§ Dataset items:

....

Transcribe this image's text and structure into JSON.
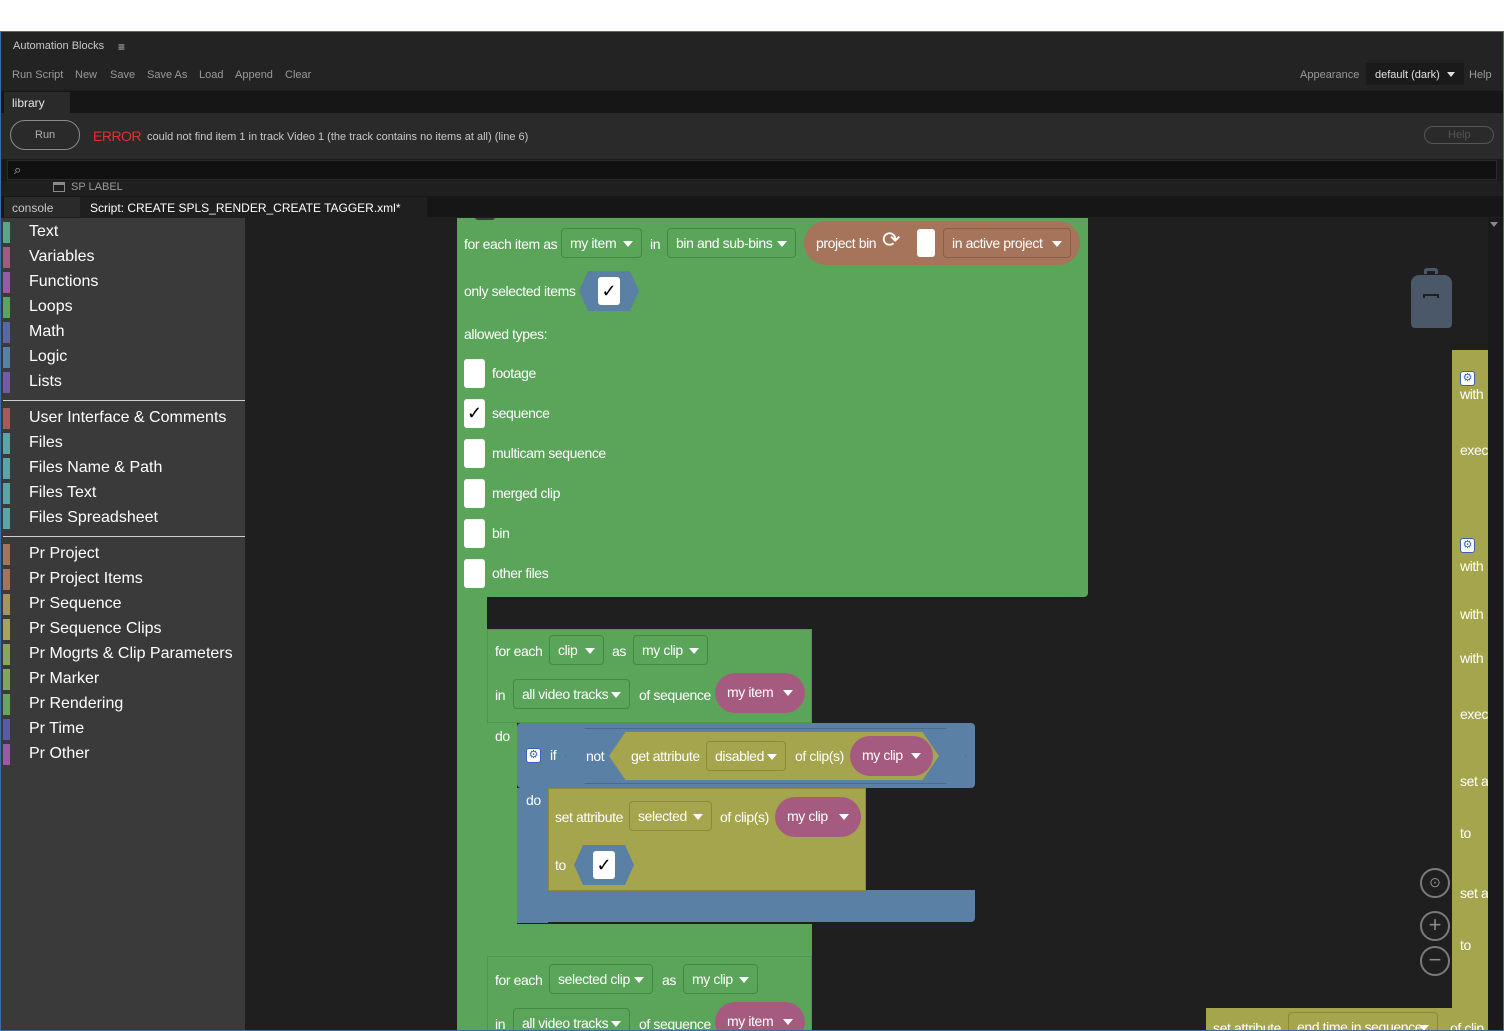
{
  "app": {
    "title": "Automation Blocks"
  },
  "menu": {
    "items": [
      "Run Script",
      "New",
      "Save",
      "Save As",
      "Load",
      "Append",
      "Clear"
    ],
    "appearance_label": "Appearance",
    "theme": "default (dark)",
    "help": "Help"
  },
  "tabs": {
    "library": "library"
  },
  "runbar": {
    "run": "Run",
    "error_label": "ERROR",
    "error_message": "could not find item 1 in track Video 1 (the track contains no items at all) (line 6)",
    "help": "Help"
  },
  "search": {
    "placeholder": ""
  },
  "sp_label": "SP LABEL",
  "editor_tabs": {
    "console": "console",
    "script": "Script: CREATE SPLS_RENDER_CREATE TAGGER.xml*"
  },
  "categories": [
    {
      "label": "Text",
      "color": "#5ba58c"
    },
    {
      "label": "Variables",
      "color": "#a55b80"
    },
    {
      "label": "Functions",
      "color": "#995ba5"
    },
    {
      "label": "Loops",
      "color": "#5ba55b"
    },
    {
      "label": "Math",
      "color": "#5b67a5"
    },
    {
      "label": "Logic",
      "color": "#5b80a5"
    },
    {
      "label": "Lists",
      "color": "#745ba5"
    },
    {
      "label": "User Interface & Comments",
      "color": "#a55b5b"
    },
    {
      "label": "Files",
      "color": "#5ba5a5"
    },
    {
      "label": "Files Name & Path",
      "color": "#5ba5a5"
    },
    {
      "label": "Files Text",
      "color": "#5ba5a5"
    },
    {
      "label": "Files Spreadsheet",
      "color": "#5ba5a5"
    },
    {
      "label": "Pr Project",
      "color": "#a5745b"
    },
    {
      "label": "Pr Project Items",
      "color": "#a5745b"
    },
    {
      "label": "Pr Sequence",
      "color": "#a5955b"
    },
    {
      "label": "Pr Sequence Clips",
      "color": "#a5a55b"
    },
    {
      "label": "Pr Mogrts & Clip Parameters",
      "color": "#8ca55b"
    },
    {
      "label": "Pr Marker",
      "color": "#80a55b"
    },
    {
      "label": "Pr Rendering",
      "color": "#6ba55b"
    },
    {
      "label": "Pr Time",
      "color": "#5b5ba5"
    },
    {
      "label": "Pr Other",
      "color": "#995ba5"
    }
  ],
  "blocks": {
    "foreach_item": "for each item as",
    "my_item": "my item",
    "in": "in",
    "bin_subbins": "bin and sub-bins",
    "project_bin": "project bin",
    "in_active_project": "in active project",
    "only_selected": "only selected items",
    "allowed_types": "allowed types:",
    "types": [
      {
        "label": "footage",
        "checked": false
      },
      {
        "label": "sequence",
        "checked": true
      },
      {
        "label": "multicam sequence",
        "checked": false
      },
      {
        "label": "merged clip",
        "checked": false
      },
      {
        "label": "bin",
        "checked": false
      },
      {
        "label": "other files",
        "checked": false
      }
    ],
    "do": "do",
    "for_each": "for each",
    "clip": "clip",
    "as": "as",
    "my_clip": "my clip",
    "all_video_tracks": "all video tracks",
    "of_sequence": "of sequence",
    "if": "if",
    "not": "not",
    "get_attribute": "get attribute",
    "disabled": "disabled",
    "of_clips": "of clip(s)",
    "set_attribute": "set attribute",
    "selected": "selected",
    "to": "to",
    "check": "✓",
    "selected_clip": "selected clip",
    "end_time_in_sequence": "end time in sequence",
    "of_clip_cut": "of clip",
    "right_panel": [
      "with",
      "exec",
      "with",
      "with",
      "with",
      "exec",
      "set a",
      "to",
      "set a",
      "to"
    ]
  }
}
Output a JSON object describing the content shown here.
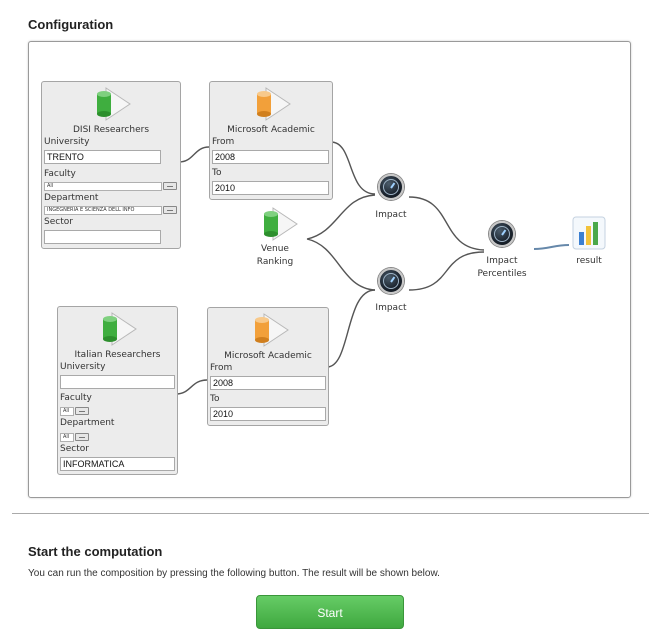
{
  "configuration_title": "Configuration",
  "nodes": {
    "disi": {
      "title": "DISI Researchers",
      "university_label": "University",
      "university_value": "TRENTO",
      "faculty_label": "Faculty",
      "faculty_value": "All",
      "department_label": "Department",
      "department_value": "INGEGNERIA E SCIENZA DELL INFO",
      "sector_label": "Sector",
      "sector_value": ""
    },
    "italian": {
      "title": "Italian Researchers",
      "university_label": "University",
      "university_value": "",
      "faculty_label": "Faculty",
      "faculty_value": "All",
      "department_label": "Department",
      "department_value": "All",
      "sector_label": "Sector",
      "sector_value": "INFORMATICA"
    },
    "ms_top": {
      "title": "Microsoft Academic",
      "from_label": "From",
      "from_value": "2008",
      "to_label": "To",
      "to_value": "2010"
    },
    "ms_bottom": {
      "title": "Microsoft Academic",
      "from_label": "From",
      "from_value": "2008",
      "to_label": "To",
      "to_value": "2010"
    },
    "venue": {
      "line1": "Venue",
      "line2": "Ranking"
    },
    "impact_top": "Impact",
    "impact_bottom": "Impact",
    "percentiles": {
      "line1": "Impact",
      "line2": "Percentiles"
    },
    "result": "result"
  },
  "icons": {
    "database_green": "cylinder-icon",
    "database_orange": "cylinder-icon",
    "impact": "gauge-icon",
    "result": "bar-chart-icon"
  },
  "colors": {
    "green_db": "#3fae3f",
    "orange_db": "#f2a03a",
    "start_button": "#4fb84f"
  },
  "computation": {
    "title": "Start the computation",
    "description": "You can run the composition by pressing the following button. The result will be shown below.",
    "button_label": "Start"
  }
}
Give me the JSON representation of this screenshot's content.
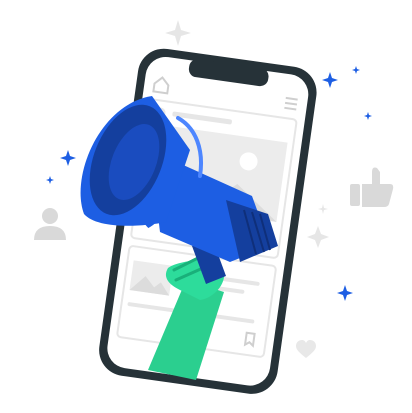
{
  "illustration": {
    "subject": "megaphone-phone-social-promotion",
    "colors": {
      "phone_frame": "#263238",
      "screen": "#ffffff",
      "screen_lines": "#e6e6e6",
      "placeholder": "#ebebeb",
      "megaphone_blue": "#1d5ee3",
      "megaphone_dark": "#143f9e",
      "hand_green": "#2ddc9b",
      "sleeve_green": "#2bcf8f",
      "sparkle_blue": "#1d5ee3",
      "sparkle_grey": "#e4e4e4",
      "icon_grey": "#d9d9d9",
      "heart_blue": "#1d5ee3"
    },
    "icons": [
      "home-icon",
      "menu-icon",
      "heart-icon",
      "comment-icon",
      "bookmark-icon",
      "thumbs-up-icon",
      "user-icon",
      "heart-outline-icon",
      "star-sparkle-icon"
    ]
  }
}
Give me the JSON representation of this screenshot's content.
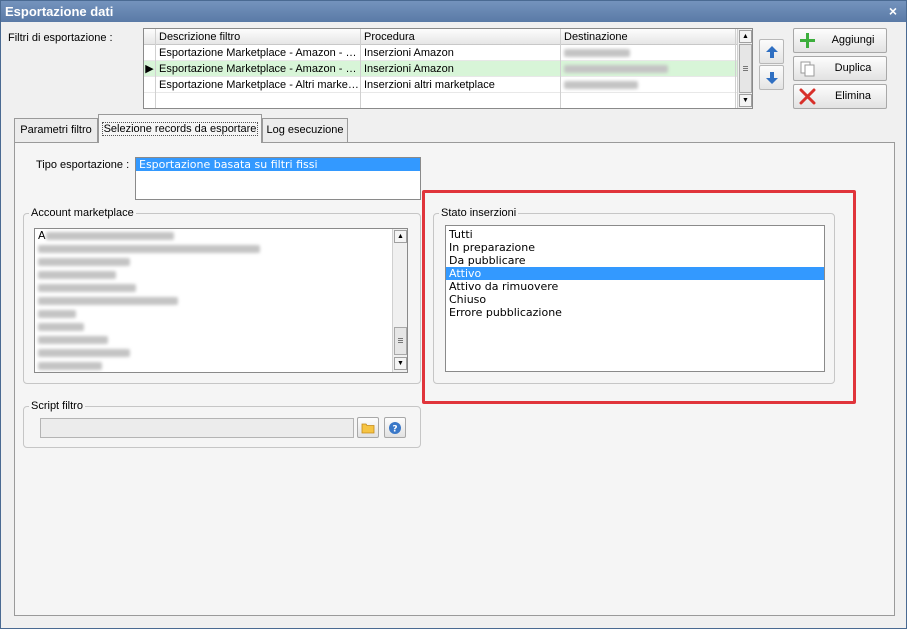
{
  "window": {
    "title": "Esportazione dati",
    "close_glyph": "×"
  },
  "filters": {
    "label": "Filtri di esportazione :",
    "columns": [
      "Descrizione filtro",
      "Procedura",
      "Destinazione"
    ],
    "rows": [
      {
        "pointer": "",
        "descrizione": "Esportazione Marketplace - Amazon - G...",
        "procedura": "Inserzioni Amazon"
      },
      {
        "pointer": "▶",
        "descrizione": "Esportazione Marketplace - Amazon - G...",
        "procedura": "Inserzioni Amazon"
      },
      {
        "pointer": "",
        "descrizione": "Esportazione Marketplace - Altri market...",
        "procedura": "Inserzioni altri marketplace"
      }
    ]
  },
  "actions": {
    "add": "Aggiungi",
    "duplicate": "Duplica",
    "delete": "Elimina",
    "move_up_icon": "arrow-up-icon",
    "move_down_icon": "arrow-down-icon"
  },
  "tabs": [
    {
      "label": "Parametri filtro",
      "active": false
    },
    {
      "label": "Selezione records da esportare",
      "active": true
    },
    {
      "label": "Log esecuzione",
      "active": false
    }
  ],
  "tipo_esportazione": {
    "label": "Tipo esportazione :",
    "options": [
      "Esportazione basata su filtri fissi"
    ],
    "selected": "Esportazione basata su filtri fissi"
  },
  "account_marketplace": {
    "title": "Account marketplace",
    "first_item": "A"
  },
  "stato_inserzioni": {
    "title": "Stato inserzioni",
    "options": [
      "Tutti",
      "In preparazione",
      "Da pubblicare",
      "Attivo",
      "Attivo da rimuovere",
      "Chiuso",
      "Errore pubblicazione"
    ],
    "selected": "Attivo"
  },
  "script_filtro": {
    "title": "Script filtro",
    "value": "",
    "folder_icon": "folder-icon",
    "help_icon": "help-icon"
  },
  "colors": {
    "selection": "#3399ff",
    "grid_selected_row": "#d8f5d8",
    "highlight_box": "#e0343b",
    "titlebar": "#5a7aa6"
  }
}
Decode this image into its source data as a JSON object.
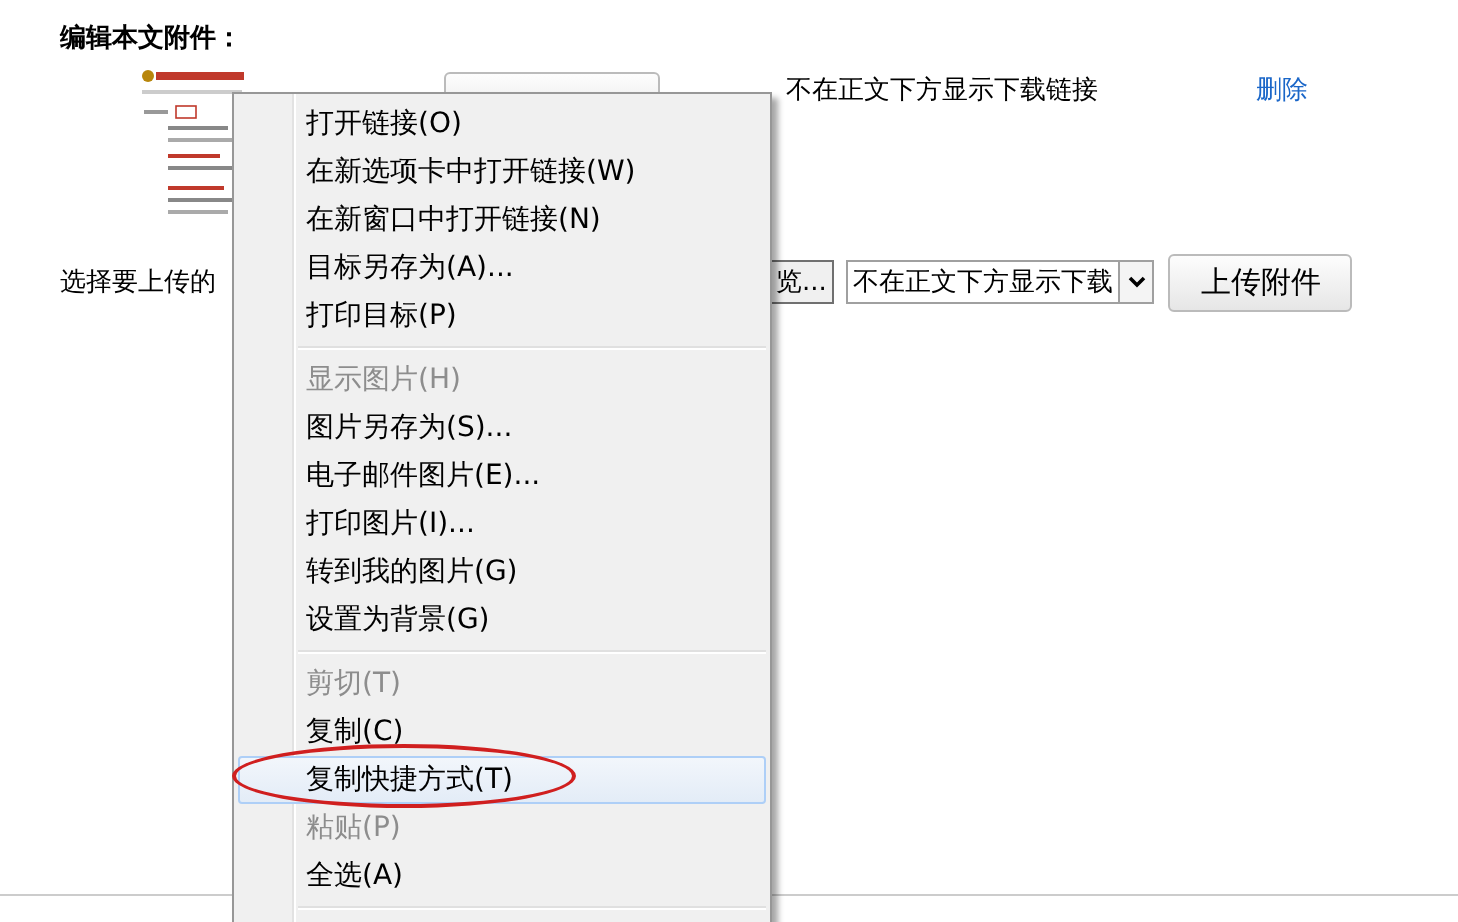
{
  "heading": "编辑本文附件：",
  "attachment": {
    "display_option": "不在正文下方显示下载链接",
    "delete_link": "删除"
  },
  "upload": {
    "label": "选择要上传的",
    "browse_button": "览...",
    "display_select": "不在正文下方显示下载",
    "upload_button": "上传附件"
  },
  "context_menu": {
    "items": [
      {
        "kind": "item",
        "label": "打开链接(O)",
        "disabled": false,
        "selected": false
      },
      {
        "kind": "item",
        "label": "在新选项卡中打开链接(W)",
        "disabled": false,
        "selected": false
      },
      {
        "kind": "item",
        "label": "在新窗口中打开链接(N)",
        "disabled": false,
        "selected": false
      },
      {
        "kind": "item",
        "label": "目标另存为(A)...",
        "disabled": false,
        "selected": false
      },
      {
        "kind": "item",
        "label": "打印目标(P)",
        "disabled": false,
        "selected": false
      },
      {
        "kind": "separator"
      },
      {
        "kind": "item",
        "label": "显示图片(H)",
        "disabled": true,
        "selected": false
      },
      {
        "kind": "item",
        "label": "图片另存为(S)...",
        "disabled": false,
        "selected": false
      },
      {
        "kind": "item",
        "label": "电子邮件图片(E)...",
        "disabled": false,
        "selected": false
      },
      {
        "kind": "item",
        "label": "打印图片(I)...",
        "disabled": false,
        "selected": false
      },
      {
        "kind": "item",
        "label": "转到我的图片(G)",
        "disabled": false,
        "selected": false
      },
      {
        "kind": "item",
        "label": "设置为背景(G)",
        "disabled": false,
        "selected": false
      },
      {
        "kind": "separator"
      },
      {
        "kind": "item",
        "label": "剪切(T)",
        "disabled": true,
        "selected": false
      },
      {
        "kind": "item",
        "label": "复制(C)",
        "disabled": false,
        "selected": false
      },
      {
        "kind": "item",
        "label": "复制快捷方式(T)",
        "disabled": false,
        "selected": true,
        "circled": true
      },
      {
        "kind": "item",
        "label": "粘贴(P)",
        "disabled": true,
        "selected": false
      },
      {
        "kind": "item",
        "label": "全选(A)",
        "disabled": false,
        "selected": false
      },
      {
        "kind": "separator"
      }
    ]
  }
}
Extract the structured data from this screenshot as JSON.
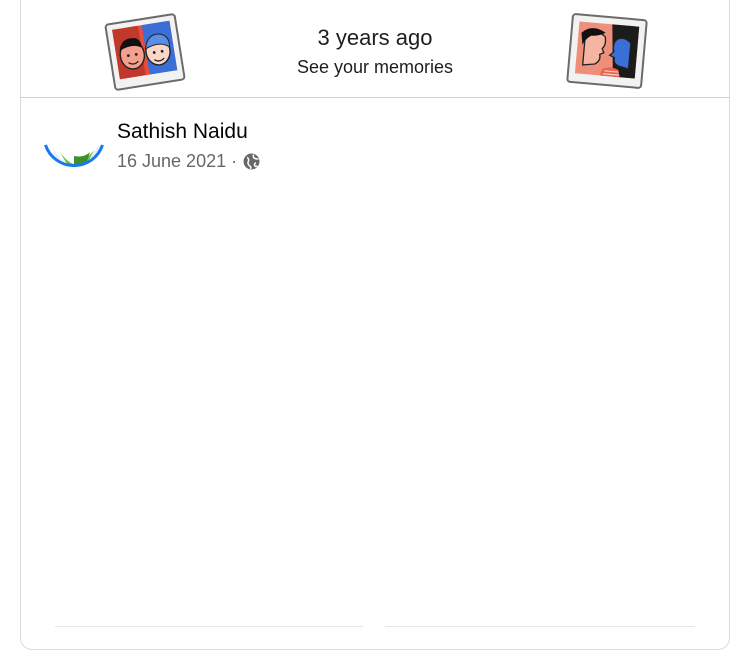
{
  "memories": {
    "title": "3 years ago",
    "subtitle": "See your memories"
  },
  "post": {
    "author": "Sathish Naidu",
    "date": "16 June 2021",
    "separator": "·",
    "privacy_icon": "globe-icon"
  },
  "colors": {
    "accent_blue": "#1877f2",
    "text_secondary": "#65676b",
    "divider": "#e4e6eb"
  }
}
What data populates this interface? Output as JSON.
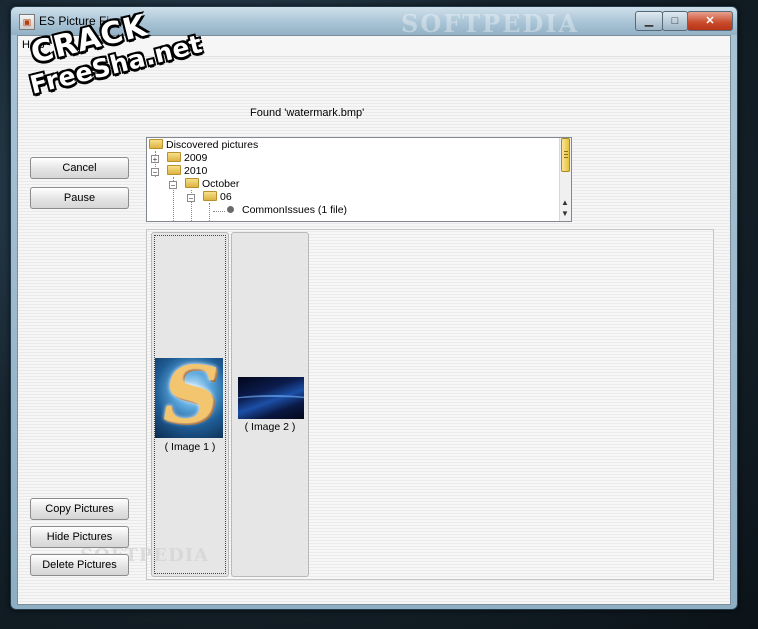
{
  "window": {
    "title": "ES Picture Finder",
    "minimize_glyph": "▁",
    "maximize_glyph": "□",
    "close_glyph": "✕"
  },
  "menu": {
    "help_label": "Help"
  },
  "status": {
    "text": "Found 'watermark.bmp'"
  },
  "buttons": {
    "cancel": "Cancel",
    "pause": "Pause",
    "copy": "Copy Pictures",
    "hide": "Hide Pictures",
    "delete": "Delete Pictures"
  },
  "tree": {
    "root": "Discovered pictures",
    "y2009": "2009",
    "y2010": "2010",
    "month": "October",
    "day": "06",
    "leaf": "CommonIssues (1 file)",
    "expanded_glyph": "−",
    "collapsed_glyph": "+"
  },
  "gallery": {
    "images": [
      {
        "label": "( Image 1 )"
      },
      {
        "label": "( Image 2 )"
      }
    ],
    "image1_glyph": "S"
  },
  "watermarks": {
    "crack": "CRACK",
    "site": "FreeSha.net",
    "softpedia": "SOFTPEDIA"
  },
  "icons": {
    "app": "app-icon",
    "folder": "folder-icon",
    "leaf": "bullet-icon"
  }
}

....

§ BRIEF:
Skip the pictures and retype exactly the lines from the one that contains "What data populates" to the last line of the records.

§ TASK RESPONSE:
What data populates this interface? Output as JSON.
{
  "window": {
    "title": "ES Picture Finder",
    "minimize_glyph": "▁",
    "maximize_glyph": "□",
    "close_glyph": "✕"
  },
  "menu": {
    "help_label": "Help"
  },
  "status": {
    "text": "Found 'watermark.bmp'"
  },
  "buttons": {
    "cancel": "Cancel",
    "pause": "Pause",
    "copy": "Copy Pictures",
    "hide": "Hide Pictures",
    "delete": "Delete Pictures"
  },
  "tree": {
    "root": "Discovered pictures",
    "y2009": "2009",
    "y2010": "2010",
    "month": "October",
    "day": "06",
    "leaf": "CommonIssues (1 file)",
    "expanded_glyph": "−",
    "collapsed_glyph": "+"
  },
  "gallery": {
    "images": [
      {
        "label": "( Image 1 )"
      },
      {
        "label": "( Image 2 )"
      }
    ],
    "image1_glyph": "S"
  },
  "watermarks": {
    "crack": "CRACK",
    "site": "FreeSha.net",
    "softpedia": "SOFTPEDIA"
  },
  "icons": {
    "app": "app-icon",
    "folder": "folder-icon",
    "leaf": "bullet-icon"
  }
}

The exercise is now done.